Collection entries:
-- -- --

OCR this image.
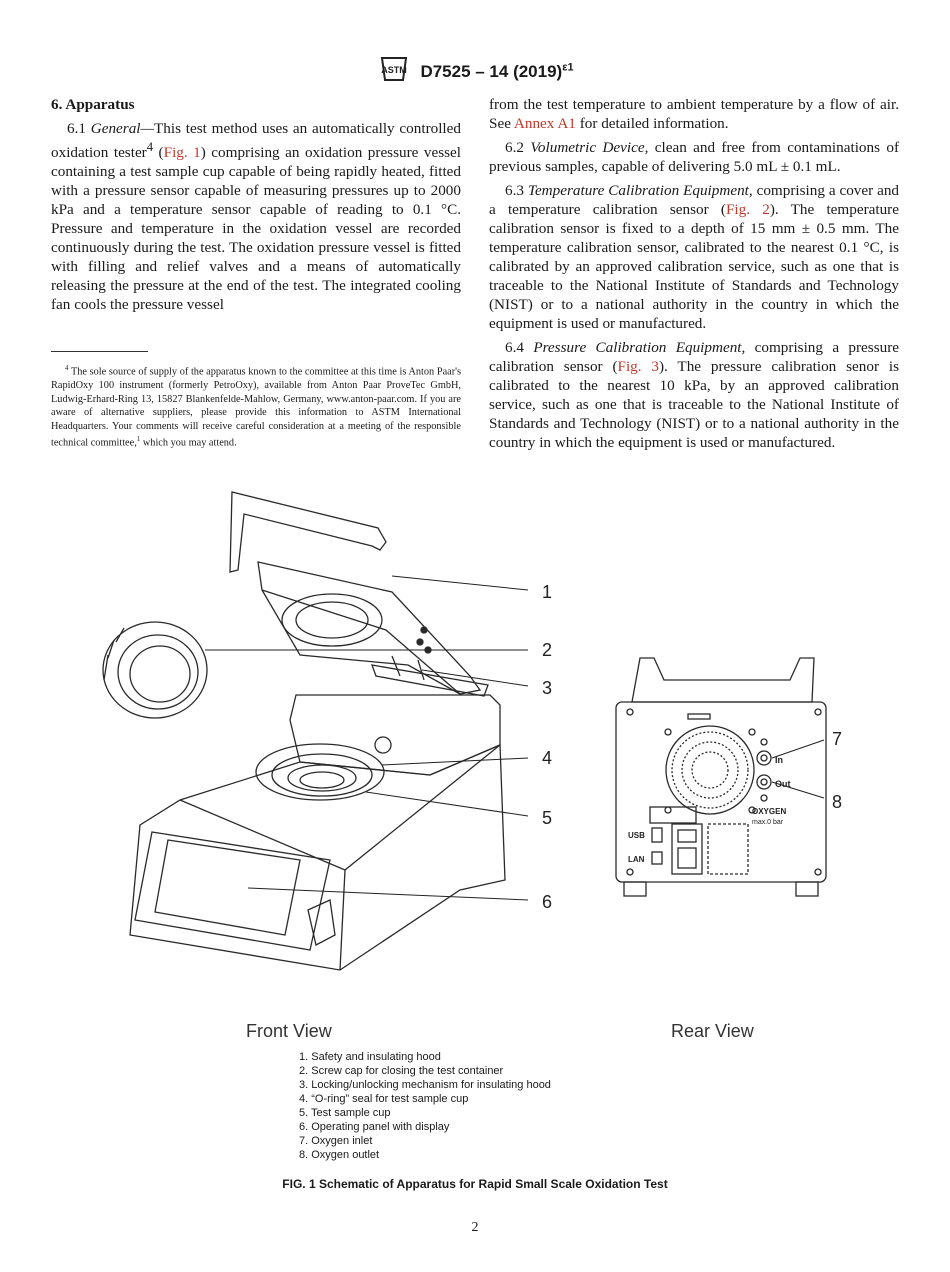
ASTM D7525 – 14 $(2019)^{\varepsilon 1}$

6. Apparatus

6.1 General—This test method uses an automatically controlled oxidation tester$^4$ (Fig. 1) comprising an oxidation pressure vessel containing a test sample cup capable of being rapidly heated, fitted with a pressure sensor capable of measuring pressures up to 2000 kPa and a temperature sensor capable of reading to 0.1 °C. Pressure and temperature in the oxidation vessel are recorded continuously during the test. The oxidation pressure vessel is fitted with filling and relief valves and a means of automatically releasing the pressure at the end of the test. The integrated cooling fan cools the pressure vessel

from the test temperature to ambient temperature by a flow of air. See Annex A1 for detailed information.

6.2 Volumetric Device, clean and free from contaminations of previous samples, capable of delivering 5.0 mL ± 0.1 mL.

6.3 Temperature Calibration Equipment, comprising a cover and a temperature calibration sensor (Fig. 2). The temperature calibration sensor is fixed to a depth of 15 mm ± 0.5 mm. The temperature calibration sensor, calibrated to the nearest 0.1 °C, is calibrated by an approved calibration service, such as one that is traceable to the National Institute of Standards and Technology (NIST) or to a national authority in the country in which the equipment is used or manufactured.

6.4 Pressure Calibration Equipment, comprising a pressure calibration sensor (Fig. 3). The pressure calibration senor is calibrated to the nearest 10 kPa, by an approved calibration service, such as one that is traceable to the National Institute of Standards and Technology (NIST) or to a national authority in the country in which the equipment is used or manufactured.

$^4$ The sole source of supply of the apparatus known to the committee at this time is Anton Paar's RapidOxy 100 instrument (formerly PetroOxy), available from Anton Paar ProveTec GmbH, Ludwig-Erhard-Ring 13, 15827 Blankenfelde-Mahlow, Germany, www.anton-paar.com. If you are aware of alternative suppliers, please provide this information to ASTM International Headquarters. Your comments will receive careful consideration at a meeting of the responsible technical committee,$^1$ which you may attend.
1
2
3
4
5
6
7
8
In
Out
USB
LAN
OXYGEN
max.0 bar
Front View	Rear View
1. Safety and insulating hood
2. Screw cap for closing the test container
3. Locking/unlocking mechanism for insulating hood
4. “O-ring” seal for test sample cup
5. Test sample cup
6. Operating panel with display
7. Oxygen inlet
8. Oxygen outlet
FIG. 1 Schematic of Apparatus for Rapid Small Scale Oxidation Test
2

-- -- --

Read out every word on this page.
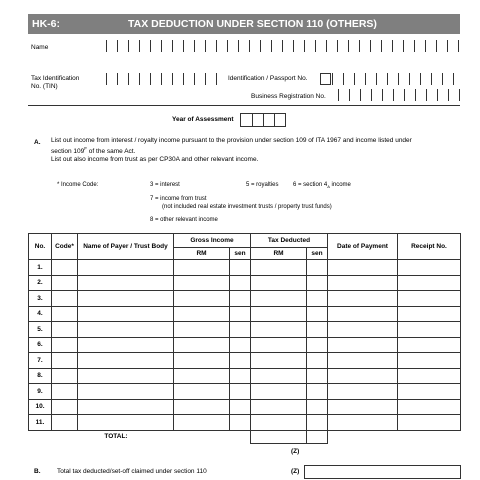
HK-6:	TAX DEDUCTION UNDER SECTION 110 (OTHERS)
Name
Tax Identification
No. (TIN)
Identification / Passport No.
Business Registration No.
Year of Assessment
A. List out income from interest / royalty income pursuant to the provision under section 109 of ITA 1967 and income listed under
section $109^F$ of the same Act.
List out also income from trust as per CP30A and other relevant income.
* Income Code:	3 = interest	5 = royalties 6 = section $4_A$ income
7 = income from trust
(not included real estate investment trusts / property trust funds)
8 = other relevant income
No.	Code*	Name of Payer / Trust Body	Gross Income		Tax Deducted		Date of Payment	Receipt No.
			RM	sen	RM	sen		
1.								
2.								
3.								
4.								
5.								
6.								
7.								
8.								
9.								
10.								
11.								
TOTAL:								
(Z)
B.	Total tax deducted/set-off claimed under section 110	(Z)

-- -- --

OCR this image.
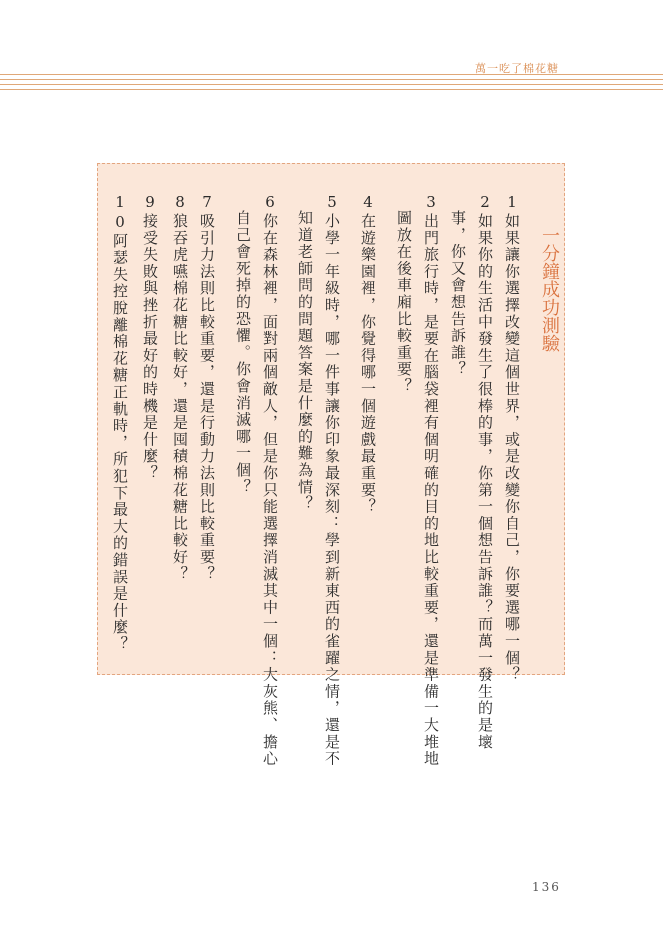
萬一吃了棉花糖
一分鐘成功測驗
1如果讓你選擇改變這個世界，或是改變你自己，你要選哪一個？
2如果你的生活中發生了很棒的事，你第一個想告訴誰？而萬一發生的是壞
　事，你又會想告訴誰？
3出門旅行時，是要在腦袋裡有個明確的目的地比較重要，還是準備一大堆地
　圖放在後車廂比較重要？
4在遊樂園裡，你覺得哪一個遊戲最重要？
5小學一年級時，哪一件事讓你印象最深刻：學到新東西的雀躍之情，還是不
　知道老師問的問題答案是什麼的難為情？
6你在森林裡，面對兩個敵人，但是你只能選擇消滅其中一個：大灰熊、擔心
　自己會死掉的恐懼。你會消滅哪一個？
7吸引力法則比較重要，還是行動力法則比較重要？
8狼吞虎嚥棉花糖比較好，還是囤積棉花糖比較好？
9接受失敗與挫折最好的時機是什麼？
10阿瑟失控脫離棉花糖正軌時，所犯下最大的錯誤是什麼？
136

-- -- --

YOUR INSTRUCTIONS: Find each line holding "comprising". Copy it out.

ANSWER FOR THIS EXERCISE:
6.1 General—This test method uses an automatically controlled oxidation tester$^4$ (Fig. 1) comprising an oxidation pressure vessel containing a test sample cup capable of being rapidly heated, fitted with a pressure sensor capable of measuring pressures up to 2000 kPa and a temperature sensor capable of reading to 0.1 °C. Pressure and temperature in the oxidation vessel are recorded continuously during the test. The oxidation pressure vessel is fitted with filling and relief valves and a means of automatically releasing the pressure at the end of the test. The integrated cooling fan cools the pressure vessel
6.3 Temperature Calibration Equipment, comprising a cover and a temperature calibration sensor (Fig. 2). The temperature calibration sensor is fixed to a depth of 15 mm ± 0.5 mm. The temperature calibration sensor, calibrated to the nearest 0.1 °C, is calibrated by an approved calibration service, such as one that is traceable to the National Institute of Standards and Technology (NIST) or to a national authority in the country in which the equipment is used or manufactured.
6.4 Pressure Calibration Equipment, comprising a pressure calibration sensor (Fig. 3). The pressure calibration senor is calibrated to the nearest 10 kPa, by an approved calibration service, such as one that is traceable to the National Institute of Standards and Technology (NIST) or to a national authority in the country in which the equipment is used or manufactured.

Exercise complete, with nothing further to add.